SUPPLIED RECORDS: Begin

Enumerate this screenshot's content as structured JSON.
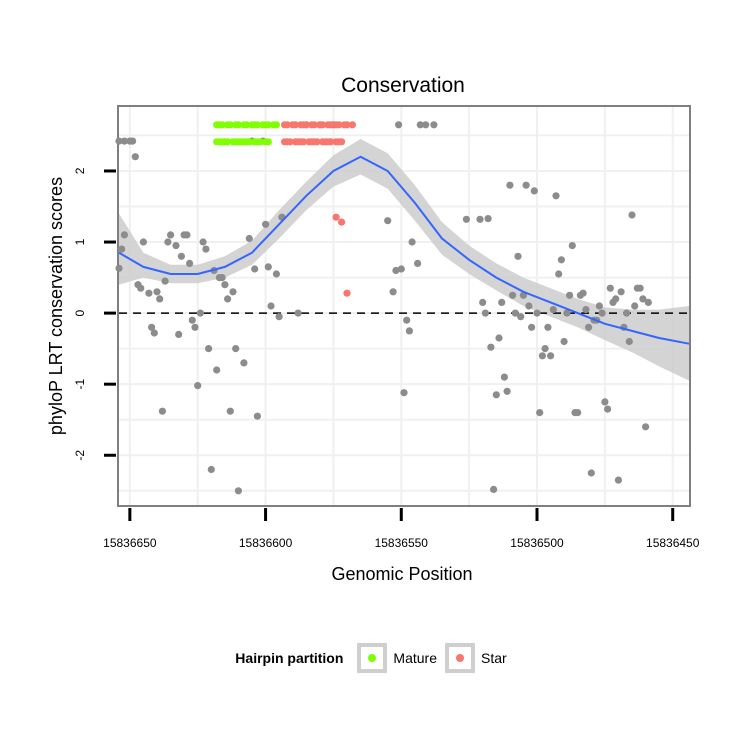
{
  "chart_data": {
    "type": "scatter",
    "title": "Conservation",
    "xlabel": "Genomic Position",
    "ylabel": "phyloP LRT conservation scores",
    "xlim": [
      15836654,
      15836444
    ],
    "ylim": [
      -2.7,
      2.9
    ],
    "x_reversed": true,
    "x_ticks": [
      15836650,
      15836600,
      15836550,
      15836500,
      15836450
    ],
    "y_ticks": [
      -2,
      -1,
      0,
      1,
      2
    ],
    "grid": true,
    "reference_line": {
      "y": 0,
      "style": "dashed"
    },
    "legend": {
      "title": "Hairpin partition",
      "position": "bottom",
      "entries": [
        {
          "name": "Mature",
          "color": "#7FFF00"
        },
        {
          "name": "Star",
          "color": "#F8766D"
        }
      ]
    },
    "colors": {
      "points": "#8c8c8c",
      "smooth": "#3366FF",
      "band": "#cccccc",
      "panel_border": "#7f7f7f"
    },
    "series": [
      {
        "name": "Mature",
        "color": "#7FFF00",
        "points": [
          [
            15836618,
            2.65
          ],
          [
            15836617,
            2.65
          ],
          [
            15836616,
            2.65
          ],
          [
            15836614,
            2.65
          ],
          [
            15836613,
            2.65
          ],
          [
            15836611,
            2.65
          ],
          [
            15836610,
            2.65
          ],
          [
            15836608,
            2.65
          ],
          [
            15836607,
            2.65
          ],
          [
            15836605,
            2.65
          ],
          [
            15836604,
            2.65
          ],
          [
            15836603,
            2.65
          ],
          [
            15836601,
            2.65
          ],
          [
            15836600,
            2.65
          ],
          [
            15836599,
            2.65
          ],
          [
            15836597,
            2.65
          ],
          [
            15836596,
            2.65
          ],
          [
            15836618,
            2.41
          ],
          [
            15836617,
            2.41
          ],
          [
            15836616,
            2.41
          ],
          [
            15836615,
            2.41
          ],
          [
            15836614,
            2.41
          ],
          [
            15836612,
            2.41
          ],
          [
            15836611,
            2.41
          ],
          [
            15836610,
            2.41
          ],
          [
            15836609,
            2.41
          ],
          [
            15836608,
            2.41
          ],
          [
            15836607,
            2.41
          ],
          [
            15836606,
            2.41
          ],
          [
            15836604,
            2.41
          ],
          [
            15836603,
            2.41
          ],
          [
            15836602,
            2.41
          ],
          [
            15836600,
            2.41
          ],
          [
            15836599,
            2.41
          ]
        ]
      },
      {
        "name": "Star",
        "color": "#F8766D",
        "points": [
          [
            15836593,
            2.65
          ],
          [
            15836592,
            2.65
          ],
          [
            15836590,
            2.65
          ],
          [
            15836589,
            2.65
          ],
          [
            15836587,
            2.65
          ],
          [
            15836586,
            2.65
          ],
          [
            15836585,
            2.65
          ],
          [
            15836583,
            2.65
          ],
          [
            15836582,
            2.65
          ],
          [
            15836580,
            2.65
          ],
          [
            15836579,
            2.65
          ],
          [
            15836577,
            2.65
          ],
          [
            15836576,
            2.65
          ],
          [
            15836574,
            2.65
          ],
          [
            15836573,
            2.65
          ],
          [
            15836571,
            2.65
          ],
          [
            15836570,
            2.65
          ],
          [
            15836568,
            2.65
          ],
          [
            15836593,
            2.41
          ],
          [
            15836592,
            2.41
          ],
          [
            15836591,
            2.41
          ],
          [
            15836589,
            2.41
          ],
          [
            15836588,
            2.41
          ],
          [
            15836587,
            2.41
          ],
          [
            15836586,
            2.41
          ],
          [
            15836584,
            2.41
          ],
          [
            15836583,
            2.41
          ],
          [
            15836582,
            2.41
          ],
          [
            15836581,
            2.41
          ],
          [
            15836579,
            2.41
          ],
          [
            15836578,
            2.41
          ],
          [
            15836577,
            2.41
          ],
          [
            15836576,
            2.41
          ],
          [
            15836574,
            2.41
          ],
          [
            15836573,
            2.41
          ],
          [
            15836572,
            2.41
          ],
          [
            15836574,
            1.35
          ],
          [
            15836572,
            1.28
          ],
          [
            15836570,
            0.28
          ]
        ]
      },
      {
        "name": "Other",
        "color": "#8c8c8c",
        "points": [
          [
            15836654,
            0.63
          ],
          [
            15836653,
            0.9
          ],
          [
            15836652,
            1.1
          ],
          [
            15836654,
            2.42
          ],
          [
            15836652,
            2.42
          ],
          [
            15836650,
            2.42
          ],
          [
            15836649,
            2.42
          ],
          [
            15836648,
            2.2
          ],
          [
            15836647,
            0.4
          ],
          [
            15836646,
            0.35
          ],
          [
            15836645,
            1.0
          ],
          [
            15836643,
            0.28
          ],
          [
            15836642,
            -0.2
          ],
          [
            15836641,
            -0.28
          ],
          [
            15836640,
            0.3
          ],
          [
            15836639,
            0.2
          ],
          [
            15836638,
            -1.38
          ],
          [
            15836637,
            0.45
          ],
          [
            15836636,
            1.0
          ],
          [
            15836635,
            1.1
          ],
          [
            15836633,
            0.95
          ],
          [
            15836632,
            -0.3
          ],
          [
            15836631,
            0.8
          ],
          [
            15836630,
            1.1
          ],
          [
            15836629,
            1.1
          ],
          [
            15836628,
            0.7
          ],
          [
            15836627,
            -0.1
          ],
          [
            15836626,
            -0.2
          ],
          [
            15836625,
            -1.02
          ],
          [
            15836624,
            0.0
          ],
          [
            15836623,
            1.0
          ],
          [
            15836622,
            0.9
          ],
          [
            15836621,
            -0.5
          ],
          [
            15836620,
            -2.2
          ],
          [
            15836619,
            0.6
          ],
          [
            15836618,
            -0.8
          ],
          [
            15836617,
            0.5
          ],
          [
            15836616,
            0.5
          ],
          [
            15836615,
            0.4
          ],
          [
            15836614,
            0.2
          ],
          [
            15836613,
            -1.38
          ],
          [
            15836612,
            0.3
          ],
          [
            15836611,
            -0.5
          ],
          [
            15836610,
            -2.5
          ],
          [
            15836608,
            -0.7
          ],
          [
            15836606,
            1.05
          ],
          [
            15836605,
            2.42
          ],
          [
            15836604,
            0.62
          ],
          [
            15836603,
            -1.45
          ],
          [
            15836601,
            2.42
          ],
          [
            15836600,
            1.25
          ],
          [
            15836599,
            0.65
          ],
          [
            15836598,
            0.1
          ],
          [
            15836596,
            0.55
          ],
          [
            15836595,
            -0.05
          ],
          [
            15836594,
            1.35
          ],
          [
            15836588,
            0.0
          ],
          [
            15836585,
            2.65
          ],
          [
            15836580,
            2.65
          ],
          [
            15836575,
            2.65
          ],
          [
            15836555,
            1.3
          ],
          [
            15836553,
            0.3
          ],
          [
            15836552,
            0.6
          ],
          [
            15836551,
            2.65
          ],
          [
            15836550,
            0.62
          ],
          [
            15836549,
            -1.12
          ],
          [
            15836548,
            -0.1
          ],
          [
            15836547,
            -0.25
          ],
          [
            15836546,
            1.0
          ],
          [
            15836544,
            0.7
          ],
          [
            15836543,
            2.65
          ],
          [
            15836541,
            2.65
          ],
          [
            15836538,
            2.65
          ],
          [
            15836526,
            1.32
          ],
          [
            15836521,
            1.32
          ],
          [
            15836520,
            0.15
          ],
          [
            15836519,
            0.0
          ],
          [
            15836518,
            1.33
          ],
          [
            15836517,
            -0.48
          ],
          [
            15836516,
            -2.48
          ],
          [
            15836515,
            -1.15
          ],
          [
            15836514,
            -0.35
          ],
          [
            15836513,
            0.15
          ],
          [
            15836512,
            -0.9
          ],
          [
            15836511,
            -1.1
          ],
          [
            15836510,
            1.8
          ],
          [
            15836509,
            0.25
          ],
          [
            15836508,
            0.0
          ],
          [
            15836507,
            0.8
          ],
          [
            15836506,
            -0.05
          ],
          [
            15836505,
            0.25
          ],
          [
            15836504,
            1.8
          ],
          [
            15836503,
            0.1
          ],
          [
            15836502,
            -0.2
          ],
          [
            15836501,
            1.72
          ],
          [
            15836500,
            0.0
          ],
          [
            15836499,
            -1.4
          ],
          [
            15836498,
            -0.6
          ],
          [
            15836497,
            -0.5
          ],
          [
            15836496,
            -0.2
          ],
          [
            15836495,
            -0.6
          ],
          [
            15836494,
            0.05
          ],
          [
            15836493,
            1.65
          ],
          [
            15836492,
            0.55
          ],
          [
            15836491,
            0.75
          ],
          [
            15836490,
            -0.4
          ],
          [
            15836489,
            0.0
          ],
          [
            15836488,
            0.25
          ],
          [
            15836487,
            0.95
          ],
          [
            15836486,
            -1.4
          ],
          [
            15836485,
            -1.4
          ],
          [
            15836484,
            0.25
          ],
          [
            15836483,
            0.28
          ],
          [
            15836482,
            0.05
          ],
          [
            15836481,
            -0.2
          ],
          [
            15836480,
            -2.25
          ],
          [
            15836479,
            -0.1
          ],
          [
            15836478,
            -0.1
          ],
          [
            15836477,
            0.1
          ],
          [
            15836476,
            0.0
          ],
          [
            15836475,
            -1.25
          ],
          [
            15836474,
            -1.35
          ],
          [
            15836473,
            0.35
          ],
          [
            15836472,
            0.15
          ],
          [
            15836471,
            0.2
          ],
          [
            15836470,
            -2.35
          ],
          [
            15836469,
            0.3
          ],
          [
            15836468,
            -0.2
          ],
          [
            15836467,
            0.0
          ],
          [
            15836466,
            -0.4
          ],
          [
            15836465,
            1.38
          ],
          [
            15836464,
            0.1
          ],
          [
            15836463,
            0.35
          ],
          [
            15836462,
            0.35
          ],
          [
            15836461,
            0.2
          ],
          [
            15836460,
            -1.6
          ],
          [
            15836459,
            0.15
          ]
        ]
      }
    ],
    "smooth_curve": {
      "x": [
        15836654,
        15836645,
        15836635,
        15836625,
        15836615,
        15836605,
        15836595,
        15836585,
        15836575,
        15836565,
        15836555,
        15836545,
        15836535,
        15836525,
        15836515,
        15836505,
        15836495,
        15836485,
        15836475,
        15836465,
        15836455,
        15836444
      ],
      "y": [
        0.85,
        0.65,
        0.55,
        0.55,
        0.65,
        0.85,
        1.25,
        1.65,
        2.0,
        2.2,
        2.0,
        1.55,
        1.05,
        0.75,
        0.5,
        0.3,
        0.15,
        0.0,
        -0.15,
        -0.25,
        -0.35,
        -0.43
      ],
      "lower": [
        0.4,
        0.5,
        0.42,
        0.42,
        0.5,
        0.68,
        1.05,
        1.45,
        1.78,
        1.95,
        1.75,
        1.3,
        0.82,
        0.55,
        0.32,
        0.1,
        -0.05,
        -0.2,
        -0.38,
        -0.55,
        -0.75,
        -0.95
      ],
      "upper": [
        1.4,
        0.85,
        0.68,
        0.68,
        0.8,
        1.02,
        1.45,
        1.85,
        2.22,
        2.45,
        2.25,
        1.8,
        1.28,
        0.95,
        0.7,
        0.5,
        0.35,
        0.2,
        0.08,
        0.05,
        0.05,
        0.1
      ]
    }
  }
}
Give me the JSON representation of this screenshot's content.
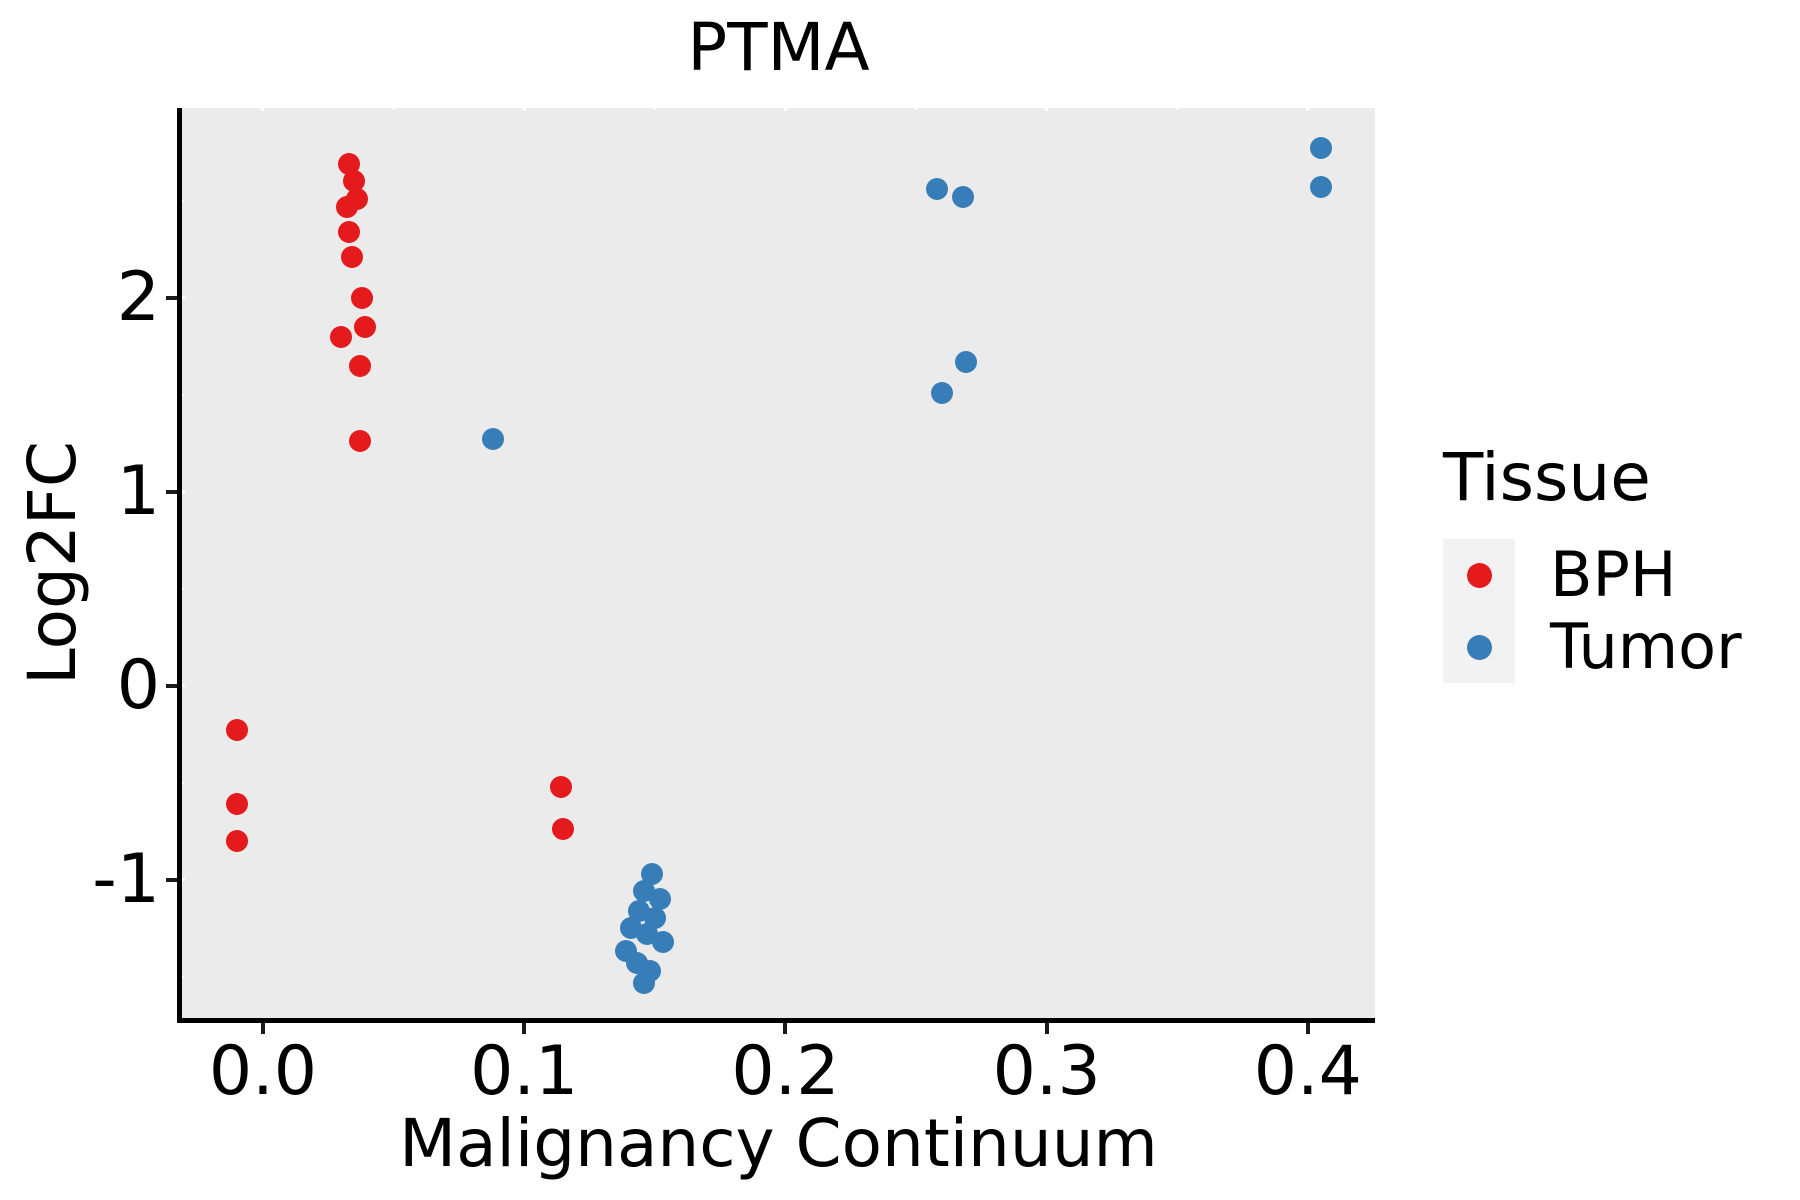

SUPPLIED RECORDS: End

WORK TO COMPLETE: Report every line of the records that contains the word "title".

RESULT FOR THIS EXERCISE:
    "title": "Conservation",
      "title": "Hairpin partition",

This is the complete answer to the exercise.